▶ _Exercise requirements_:
Gather all lines from the material that contain "name".

----- Material -----

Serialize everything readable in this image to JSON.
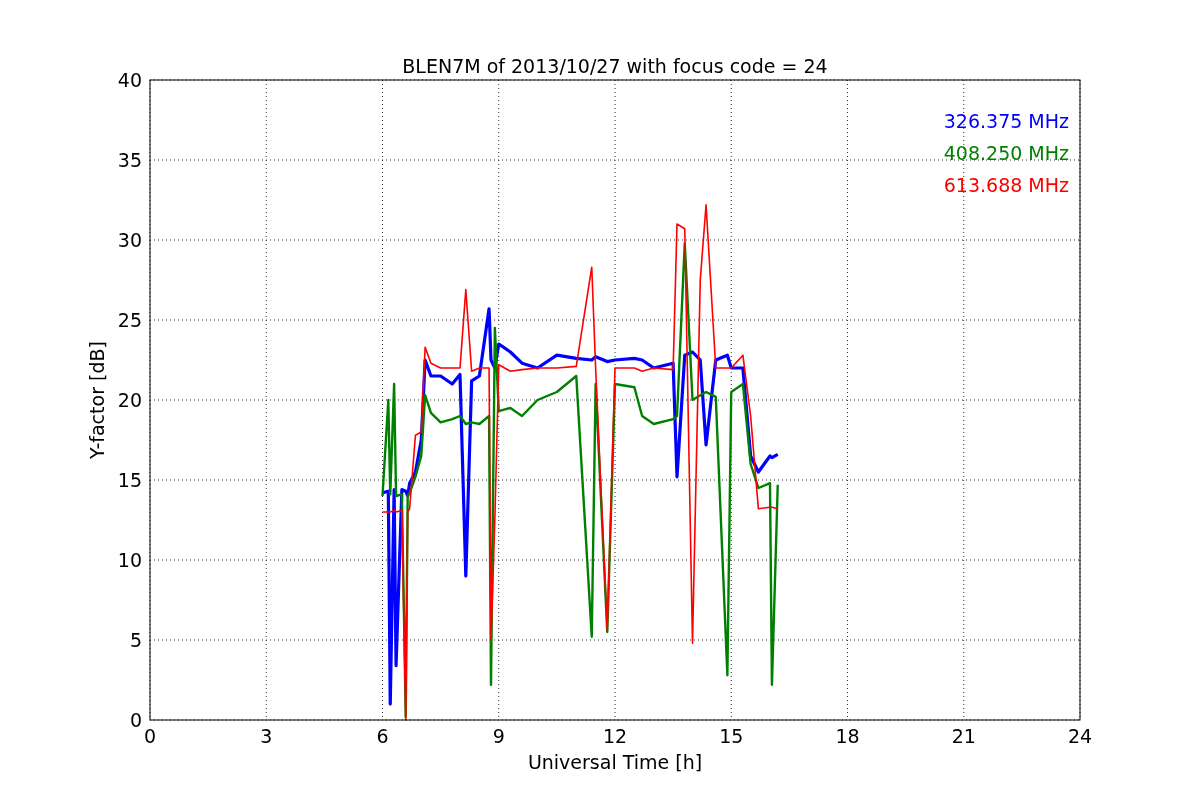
{
  "chart_data": {
    "type": "line",
    "title": "BLEN7M of 2013/10/27 with focus code = 24",
    "xlabel": "Universal Time [h]",
    "ylabel": "Y-factor [dB]",
    "xlim": [
      0,
      24
    ],
    "ylim": [
      0,
      40
    ],
    "xticks": [
      0,
      3,
      6,
      9,
      12,
      15,
      18,
      21,
      24
    ],
    "yticks": [
      0,
      5,
      10,
      15,
      20,
      25,
      30,
      35,
      40
    ],
    "grid": true,
    "x": [
      6.0,
      6.15,
      6.2,
      6.3,
      6.35,
      6.5,
      6.6,
      6.65,
      6.7,
      6.85,
      7.0,
      7.1,
      7.25,
      7.5,
      7.8,
      8.0,
      8.15,
      8.3,
      8.5,
      8.75,
      8.8,
      8.9,
      9.0,
      9.3,
      9.6,
      10.0,
      10.5,
      11.0,
      11.4,
      11.5,
      11.8,
      12.0,
      12.5,
      12.7,
      13.0,
      13.5,
      13.6,
      13.8,
      14.0,
      14.2,
      14.35,
      14.6,
      14.9,
      15.0,
      15.3,
      15.5,
      15.7,
      16.0,
      16.05,
      16.2
    ],
    "series": [
      {
        "name": "326.375 MHz",
        "color": "#0000ff",
        "values": [
          14.2,
          14.3,
          1.0,
          14.4,
          3.4,
          14.4,
          14.3,
          14.0,
          14.8,
          15.5,
          17.5,
          22.5,
          21.5,
          21.5,
          21.0,
          21.6,
          9.0,
          21.2,
          21.5,
          25.7,
          22.5,
          22.0,
          23.5,
          23.0,
          22.3,
          22.0,
          22.8,
          22.6,
          22.5,
          22.7,
          22.4,
          22.5,
          22.6,
          22.5,
          22.0,
          22.3,
          15.2,
          22.8,
          23.0,
          22.5,
          17.2,
          22.5,
          22.8,
          22.0,
          22.0,
          16.5,
          15.5,
          16.5,
          16.4,
          16.6
        ]
      },
      {
        "name": "408.250 MHz",
        "color": "#008000",
        "values": [
          14.0,
          20.0,
          14.1,
          21.0,
          14.0,
          14.1,
          0.2,
          14.0,
          14.2,
          15.2,
          16.5,
          20.3,
          19.2,
          18.6,
          18.8,
          19.0,
          18.5,
          18.6,
          18.5,
          19.0,
          2.2,
          24.5,
          19.3,
          19.5,
          19.0,
          20.0,
          20.5,
          21.5,
          5.2,
          21.0,
          5.5,
          21.0,
          20.8,
          19.0,
          18.5,
          18.8,
          19.0,
          29.8,
          20.0,
          20.3,
          20.5,
          20.2,
          2.8,
          20.5,
          21.0,
          16.0,
          14.5,
          14.8,
          2.2,
          14.7
        ]
      },
      {
        "name": "613.688 MHz",
        "color": "#ff0000",
        "values": [
          13.0,
          13.0,
          13.0,
          13.1,
          13.0,
          13.1,
          0.0,
          13.0,
          13.2,
          17.8,
          18.0,
          23.3,
          22.3,
          22.0,
          22.0,
          22.0,
          26.9,
          21.8,
          22.0,
          22.0,
          5.0,
          12.6,
          22.2,
          21.8,
          21.9,
          22.0,
          22.0,
          22.1,
          28.3,
          22.0,
          5.6,
          22.0,
          22.0,
          21.8,
          22.0,
          21.9,
          31.0,
          30.7,
          4.8,
          27.5,
          32.2,
          22.0,
          22.0,
          22.0,
          22.8,
          19.0,
          13.2,
          13.3,
          13.3,
          13.2
        ]
      }
    ]
  }
}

-----

▶ _Result of this task_:
        "name": "326.375 MHz",
        "name": "408.250 MHz",
        "name": "613.688 MHz",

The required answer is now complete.